#### Aim:
Without skipping anything, write out each record below exactly.

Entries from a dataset
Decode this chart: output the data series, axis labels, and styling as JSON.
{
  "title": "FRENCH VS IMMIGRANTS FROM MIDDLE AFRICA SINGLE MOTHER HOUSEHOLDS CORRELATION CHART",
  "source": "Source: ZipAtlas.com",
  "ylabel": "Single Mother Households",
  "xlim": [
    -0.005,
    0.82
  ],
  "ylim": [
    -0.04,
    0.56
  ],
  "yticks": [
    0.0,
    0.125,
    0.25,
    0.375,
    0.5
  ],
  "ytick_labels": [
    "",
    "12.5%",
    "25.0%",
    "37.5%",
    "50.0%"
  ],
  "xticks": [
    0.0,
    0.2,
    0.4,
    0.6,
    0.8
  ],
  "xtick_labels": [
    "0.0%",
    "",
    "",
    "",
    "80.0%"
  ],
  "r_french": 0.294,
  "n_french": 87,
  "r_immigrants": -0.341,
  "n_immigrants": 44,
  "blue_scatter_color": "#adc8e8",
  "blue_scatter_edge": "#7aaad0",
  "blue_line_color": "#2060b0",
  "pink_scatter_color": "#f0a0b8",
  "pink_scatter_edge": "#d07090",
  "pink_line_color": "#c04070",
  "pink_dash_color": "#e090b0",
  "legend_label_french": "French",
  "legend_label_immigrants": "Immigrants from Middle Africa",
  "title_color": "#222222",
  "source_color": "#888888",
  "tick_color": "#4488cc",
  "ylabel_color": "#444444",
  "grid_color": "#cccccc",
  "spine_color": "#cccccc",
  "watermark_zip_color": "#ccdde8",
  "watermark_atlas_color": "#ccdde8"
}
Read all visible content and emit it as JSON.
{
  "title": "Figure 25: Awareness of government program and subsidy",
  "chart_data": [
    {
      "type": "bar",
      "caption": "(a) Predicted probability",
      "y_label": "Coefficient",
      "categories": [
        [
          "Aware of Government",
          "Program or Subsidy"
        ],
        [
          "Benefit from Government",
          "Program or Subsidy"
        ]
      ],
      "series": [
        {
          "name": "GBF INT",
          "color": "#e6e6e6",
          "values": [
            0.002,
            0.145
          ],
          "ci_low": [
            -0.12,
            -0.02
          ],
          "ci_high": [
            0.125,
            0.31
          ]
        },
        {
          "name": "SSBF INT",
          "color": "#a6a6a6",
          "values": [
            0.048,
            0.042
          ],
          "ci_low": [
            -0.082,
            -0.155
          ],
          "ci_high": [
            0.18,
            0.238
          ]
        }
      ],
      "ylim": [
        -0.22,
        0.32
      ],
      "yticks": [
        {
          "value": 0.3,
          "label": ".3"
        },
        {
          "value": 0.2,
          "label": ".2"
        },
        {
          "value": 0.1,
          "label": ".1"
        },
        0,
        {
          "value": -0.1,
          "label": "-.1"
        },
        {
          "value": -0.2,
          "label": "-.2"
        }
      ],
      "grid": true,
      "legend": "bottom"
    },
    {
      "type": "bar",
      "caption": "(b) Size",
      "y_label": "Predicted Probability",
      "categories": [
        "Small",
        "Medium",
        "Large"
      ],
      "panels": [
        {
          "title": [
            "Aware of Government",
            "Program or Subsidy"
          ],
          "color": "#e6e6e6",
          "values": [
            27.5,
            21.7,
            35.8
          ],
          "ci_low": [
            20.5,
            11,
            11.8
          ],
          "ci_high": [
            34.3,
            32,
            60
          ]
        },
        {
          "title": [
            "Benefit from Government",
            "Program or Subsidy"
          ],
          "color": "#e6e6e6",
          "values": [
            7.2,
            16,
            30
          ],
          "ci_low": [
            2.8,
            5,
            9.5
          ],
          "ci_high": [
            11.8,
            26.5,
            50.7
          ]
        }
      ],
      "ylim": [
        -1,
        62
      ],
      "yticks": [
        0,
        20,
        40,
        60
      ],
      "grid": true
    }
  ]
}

#### Answer to this exercise:
Decode this chart: output the data series, axis labels, and styling as JSON.
{
  "title": "FRENCH VS IMMIGRANTS FROM MIDDLE AFRICA SINGLE MOTHER HOUSEHOLDS CORRELATION CHART",
  "source": "Source: ZipAtlas.com",
  "ylabel": "Single Mother Households",
  "xlim": [
    -0.005,
    0.82
  ],
  "ylim": [
    -0.04,
    0.56
  ],
  "yticks": [
    0.0,
    0.125,
    0.25,
    0.375,
    0.5
  ],
  "ytick_labels": [
    "",
    "12.5%",
    "25.0%",
    "37.5%",
    "50.0%"
  ],
  "xticks": [
    0.0,
    0.2,
    0.4,
    0.6,
    0.8
  ],
  "xtick_labels": [
    "0.0%",
    "",
    "",
    "",
    "80.0%"
  ],
  "r_french": 0.294,
  "n_french": 87,
  "r_immigrants": -0.341,
  "n_immigrants": 44,
  "blue_scatter_color": "#adc8e8",
  "blue_scatter_edge": "#7aaad0",
  "blue_line_color": "#2060b0",
  "pink_scatter_color": "#f0a0b8",
  "pink_scatter_edge": "#d07090",
  "pink_line_color": "#c04070",
  "pink_dash_color": "#e090b0",
  "legend_label_french": "French",
  "legend_label_immigrants": "Immigrants from Middle Africa",
  "title_color": "#222222",
  "source_color": "#888888",
  "tick_color": "#4488cc",
  "ylabel_color": "#444444",
  "grid_color": "#cccccc",
  "spine_color": "#cccccc",
  "watermark_zip_color": "#ccdde8",
  "watermark_atlas_color": "#ccdde8"
}
Read all visible content and emit it as JSON.
{
  "title": "Figure 25: Awareness of government program and subsidy",
  "chart_data": [
    {
      "type": "bar",
      "caption": "(a) Predicted probability",
      "y_label": "Coefficient",
      "categories": [
        [
          "Aware of Government",
          "Program or Subsidy"
        ],
        [
          "Benefit from Government",
          "Program or Subsidy"
        ]
      ],
      "series": [
        {
          "name": "GBF INT",
          "color": "#e6e6e6",
          "values": [
            0.002,
            0.145
          ],
          "ci_low": [
            -0.12,
            -0.02
          ],
          "ci_high": [
            0.125,
            0.31
          ]
        },
        {
          "name": "SSBF INT",
          "color": "#a6a6a6",
          "values": [
            0.048,
            0.042
          ],
          "ci_low": [
            -0.082,
            -0.155
          ],
          "ci_high": [
            0.18,
            0.238
          ]
        }
      ],
      "ylim": [
        -0.22,
        0.32
      ],
      "yticks": [
        {
          "value": 0.3,
          "label": ".3"
        },
        {
          "value": 0.2,
          "label": ".2"
        },
        {
          "value": 0.1,
          "label": ".1"
        },
        0,
        {
          "value": -0.1,
          "label": "-.1"
        },
        {
          "value": -0.2,
          "label": "-.2"
        }
      ],
      "grid": true,
      "legend": "bottom"
    },
    {
      "type": "bar",
      "caption": "(b) Size",
      "y_label": "Predicted Probability",
      "categories": [
        "Small",
        "Medium",
        "Large"
      ],
      "panels": [
        {
          "title": [
            "Aware of Government",
            "Program or Subsidy"
          ],
          "color": "#e6e6e6",
          "values": [
            27.5,
            21.7,
            35.8
          ],
          "ci_low": [
            20.5,
            11,
            11.8
          ],
          "ci_high": [
            34.3,
            32,
            60
          ]
        },
        {
          "title": [
            "Benefit from Government",
            "Program or Subsidy"
          ],
          "color": "#e6e6e6",
          "values": [
            7.2,
            16,
            30
          ],
          "ci_low": [
            2.8,
            5,
            9.5
          ],
          "ci_high": [
            11.8,
            26.5,
            50.7
          ]
        }
      ],
      "ylim": [
        -1,
        62
      ],
      "yticks": [
        0,
        20,
        40,
        60
      ],
      "grid": true
    }
  ]
}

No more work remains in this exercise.